## [Instructions for the task]
Show each line that has the string "used" in it.

## [Provided information]
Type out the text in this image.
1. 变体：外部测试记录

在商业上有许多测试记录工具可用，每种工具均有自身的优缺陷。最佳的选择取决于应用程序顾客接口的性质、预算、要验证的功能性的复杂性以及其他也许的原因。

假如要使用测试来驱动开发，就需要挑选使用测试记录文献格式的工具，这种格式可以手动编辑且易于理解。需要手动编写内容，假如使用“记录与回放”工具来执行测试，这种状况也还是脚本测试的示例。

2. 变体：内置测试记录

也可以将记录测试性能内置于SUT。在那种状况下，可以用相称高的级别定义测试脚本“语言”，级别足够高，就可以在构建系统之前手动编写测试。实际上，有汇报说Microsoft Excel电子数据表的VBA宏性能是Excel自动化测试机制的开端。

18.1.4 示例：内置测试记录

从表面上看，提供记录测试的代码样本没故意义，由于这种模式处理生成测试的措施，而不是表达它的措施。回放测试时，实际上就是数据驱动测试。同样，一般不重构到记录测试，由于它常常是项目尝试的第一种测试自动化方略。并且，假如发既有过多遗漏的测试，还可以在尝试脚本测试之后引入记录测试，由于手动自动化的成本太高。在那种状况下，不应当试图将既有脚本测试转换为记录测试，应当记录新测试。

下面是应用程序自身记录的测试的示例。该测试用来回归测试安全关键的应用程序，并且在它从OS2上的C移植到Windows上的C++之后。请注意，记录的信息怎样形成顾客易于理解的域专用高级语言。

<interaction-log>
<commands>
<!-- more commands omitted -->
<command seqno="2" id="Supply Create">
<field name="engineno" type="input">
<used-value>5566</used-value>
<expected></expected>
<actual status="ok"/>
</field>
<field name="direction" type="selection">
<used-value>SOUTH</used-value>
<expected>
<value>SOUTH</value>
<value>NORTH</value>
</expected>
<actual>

## [The solution]
<used-value>5566</used-value>
<used-value>SOUTH</used-value>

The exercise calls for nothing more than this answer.